SOURCE PASSAGE -

-------

Oh, and that SSL bugfix last week? Old news, my boy

The comforting notion that unmodified iOS phones are more or less immune to security threats has been shaken to the core with the release of new research that shows mobile monitoring applications can bypass Apple’s app review process and successfully exploit non-jailbroken iOS 7 kit.

Background monitoring mobile (AKA snooping) apps were previously considered a risk only to jailbroken iOS devices. However, security researchers at FireEye have discovered that it's possible to effectively circumvent Apple's app review process and exploit non-jailbroken iOS 7 devices.

Potential attackers can either use phishing to mislead the victim into installing a malicious app or exploit a known vulnerability in another app before running a background monitoring app. FireEye created such a proof-of-concept "monitoring" app on non-jailbroken iOS 7.0.x devices to underline its concerns.

This app was capable of recording all the user touch/press events from the background – including touches on the screen, home button press, volume button press and TouchID press – before phoning home with this sensitive information to a remote server. "Potential attackers can use such information to reconstruct every character the victim inputs," FireEye warned.

The demo exploits the latest 7.0.4 version of iOS system on a non-jailbroken iPhone 5S devices. Users running iOS versions 7.0.5, 7.0.6 and 6.1.x are also at risk from the same vulnerability.

-------

CHECK YOUR UNDERSTANDING -
A - According to the iOS monitoring-app article, which iOS versions besides 7.0.4 are also at risk from the same vulnerability?
B - Pick up the iOS monitoring-app article after its final sentence and keep it going.

INFORMATION -
-------

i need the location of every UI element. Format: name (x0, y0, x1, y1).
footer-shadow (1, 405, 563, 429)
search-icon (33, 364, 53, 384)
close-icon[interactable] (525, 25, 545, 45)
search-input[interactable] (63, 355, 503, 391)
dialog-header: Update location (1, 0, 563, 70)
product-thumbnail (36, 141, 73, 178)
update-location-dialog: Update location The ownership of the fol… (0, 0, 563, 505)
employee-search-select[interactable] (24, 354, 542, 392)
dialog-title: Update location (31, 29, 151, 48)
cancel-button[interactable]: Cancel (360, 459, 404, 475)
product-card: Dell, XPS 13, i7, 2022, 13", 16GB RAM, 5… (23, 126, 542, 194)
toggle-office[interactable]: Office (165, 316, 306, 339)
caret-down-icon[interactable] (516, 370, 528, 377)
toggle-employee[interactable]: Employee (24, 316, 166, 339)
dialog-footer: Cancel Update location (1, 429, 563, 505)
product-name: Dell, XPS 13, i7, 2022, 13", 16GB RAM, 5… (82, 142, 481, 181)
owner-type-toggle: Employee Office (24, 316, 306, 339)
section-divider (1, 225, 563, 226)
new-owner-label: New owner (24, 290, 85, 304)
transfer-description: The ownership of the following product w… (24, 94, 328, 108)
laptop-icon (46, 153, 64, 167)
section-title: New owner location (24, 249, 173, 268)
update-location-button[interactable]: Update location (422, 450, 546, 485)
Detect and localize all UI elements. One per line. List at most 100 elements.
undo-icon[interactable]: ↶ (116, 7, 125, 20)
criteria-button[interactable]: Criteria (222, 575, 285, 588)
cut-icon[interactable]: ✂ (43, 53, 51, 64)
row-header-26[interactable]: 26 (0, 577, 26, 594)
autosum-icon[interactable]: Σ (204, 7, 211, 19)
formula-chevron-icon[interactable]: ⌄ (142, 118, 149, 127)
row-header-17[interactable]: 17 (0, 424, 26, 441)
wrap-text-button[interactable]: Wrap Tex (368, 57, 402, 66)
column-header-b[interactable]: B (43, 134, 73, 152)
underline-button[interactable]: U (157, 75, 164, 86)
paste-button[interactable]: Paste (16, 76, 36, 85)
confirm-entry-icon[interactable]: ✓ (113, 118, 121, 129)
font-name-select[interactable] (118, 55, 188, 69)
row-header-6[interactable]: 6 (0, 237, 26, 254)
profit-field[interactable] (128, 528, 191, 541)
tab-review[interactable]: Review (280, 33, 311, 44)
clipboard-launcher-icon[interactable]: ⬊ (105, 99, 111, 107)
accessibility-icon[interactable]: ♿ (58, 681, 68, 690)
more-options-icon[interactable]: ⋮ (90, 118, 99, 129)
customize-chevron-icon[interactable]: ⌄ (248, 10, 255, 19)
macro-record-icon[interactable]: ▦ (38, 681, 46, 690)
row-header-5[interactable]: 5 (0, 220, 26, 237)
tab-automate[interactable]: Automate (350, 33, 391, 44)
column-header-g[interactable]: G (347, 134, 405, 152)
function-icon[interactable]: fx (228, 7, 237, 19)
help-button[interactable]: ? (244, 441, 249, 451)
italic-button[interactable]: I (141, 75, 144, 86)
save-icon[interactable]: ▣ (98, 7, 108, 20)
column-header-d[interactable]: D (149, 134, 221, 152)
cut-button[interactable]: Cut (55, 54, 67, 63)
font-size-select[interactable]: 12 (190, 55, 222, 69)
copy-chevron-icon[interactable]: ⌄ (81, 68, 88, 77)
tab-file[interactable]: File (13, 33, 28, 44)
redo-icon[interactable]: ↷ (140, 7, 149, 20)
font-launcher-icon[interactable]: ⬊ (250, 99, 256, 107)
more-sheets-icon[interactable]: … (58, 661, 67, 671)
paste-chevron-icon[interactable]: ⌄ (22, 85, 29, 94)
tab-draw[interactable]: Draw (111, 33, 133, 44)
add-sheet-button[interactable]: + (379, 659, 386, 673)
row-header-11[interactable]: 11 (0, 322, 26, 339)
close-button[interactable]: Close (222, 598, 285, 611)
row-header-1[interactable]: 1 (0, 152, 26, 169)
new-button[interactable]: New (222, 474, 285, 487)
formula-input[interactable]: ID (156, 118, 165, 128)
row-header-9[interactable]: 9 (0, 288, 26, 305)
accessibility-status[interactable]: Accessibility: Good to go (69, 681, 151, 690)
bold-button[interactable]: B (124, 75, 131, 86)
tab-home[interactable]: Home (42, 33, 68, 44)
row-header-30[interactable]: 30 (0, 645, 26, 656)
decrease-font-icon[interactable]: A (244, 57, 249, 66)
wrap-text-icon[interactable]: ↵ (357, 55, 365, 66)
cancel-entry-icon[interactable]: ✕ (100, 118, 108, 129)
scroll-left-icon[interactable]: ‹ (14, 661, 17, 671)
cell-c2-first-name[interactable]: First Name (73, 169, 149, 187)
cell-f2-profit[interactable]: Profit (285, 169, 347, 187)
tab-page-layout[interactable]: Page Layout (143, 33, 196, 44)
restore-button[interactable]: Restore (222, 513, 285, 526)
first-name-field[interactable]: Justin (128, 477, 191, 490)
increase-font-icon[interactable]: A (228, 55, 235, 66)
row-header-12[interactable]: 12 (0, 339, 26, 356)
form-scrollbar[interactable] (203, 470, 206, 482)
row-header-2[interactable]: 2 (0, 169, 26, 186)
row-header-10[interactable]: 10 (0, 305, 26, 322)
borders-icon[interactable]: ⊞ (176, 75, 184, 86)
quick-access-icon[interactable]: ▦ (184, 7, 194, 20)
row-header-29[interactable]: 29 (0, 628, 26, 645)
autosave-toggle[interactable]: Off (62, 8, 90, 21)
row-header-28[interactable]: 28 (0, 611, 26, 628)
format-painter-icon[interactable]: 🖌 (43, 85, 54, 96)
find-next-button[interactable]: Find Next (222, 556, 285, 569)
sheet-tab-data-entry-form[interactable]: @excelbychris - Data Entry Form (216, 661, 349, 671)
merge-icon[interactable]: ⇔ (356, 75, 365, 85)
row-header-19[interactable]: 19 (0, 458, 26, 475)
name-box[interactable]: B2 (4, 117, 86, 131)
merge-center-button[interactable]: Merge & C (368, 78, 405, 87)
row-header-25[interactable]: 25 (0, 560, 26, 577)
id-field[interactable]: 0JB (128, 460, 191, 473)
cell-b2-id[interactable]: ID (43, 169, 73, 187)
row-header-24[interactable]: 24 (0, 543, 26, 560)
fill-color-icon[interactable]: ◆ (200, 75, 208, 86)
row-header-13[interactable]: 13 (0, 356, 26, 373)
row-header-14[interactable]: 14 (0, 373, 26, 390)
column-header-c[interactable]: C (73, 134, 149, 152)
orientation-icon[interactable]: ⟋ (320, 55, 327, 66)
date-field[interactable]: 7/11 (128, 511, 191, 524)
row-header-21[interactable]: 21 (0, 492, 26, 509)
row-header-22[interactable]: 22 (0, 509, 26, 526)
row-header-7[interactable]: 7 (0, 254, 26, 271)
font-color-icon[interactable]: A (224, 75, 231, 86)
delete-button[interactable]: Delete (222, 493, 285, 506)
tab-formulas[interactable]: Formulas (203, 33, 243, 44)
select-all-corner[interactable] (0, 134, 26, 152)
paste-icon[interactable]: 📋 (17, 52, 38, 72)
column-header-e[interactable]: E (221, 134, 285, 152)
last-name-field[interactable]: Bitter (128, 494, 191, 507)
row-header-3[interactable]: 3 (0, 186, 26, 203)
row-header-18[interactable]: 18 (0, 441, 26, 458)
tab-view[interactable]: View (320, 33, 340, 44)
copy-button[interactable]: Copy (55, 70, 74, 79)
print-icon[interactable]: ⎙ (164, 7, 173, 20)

-------

SET OF ANSWERS -
A - iOS 7.0.5, 7.0.6 and 6.1.x.

B -
The research from FireEye, released on Monday, covers similar ground to separate research into touchloggers (touchscreen keylogging malware) by TrustWave, also unveiled at this week's RSA conference in San Francisco. Trustwave's research involved the creation of proof of concept malware for rooted Android and jailbroken iOS devices but didn't look into the risk on non-jailbroken iOS devices, the focus of FireEye's research.

FireEye is working with Apple on resolving the issue. In the meantime it reckons the only way for iOS users to avoid the security risk is to use the iOS task manager to stop the apps from running in the background.

More details on FireEye's research can be found in a blog post here.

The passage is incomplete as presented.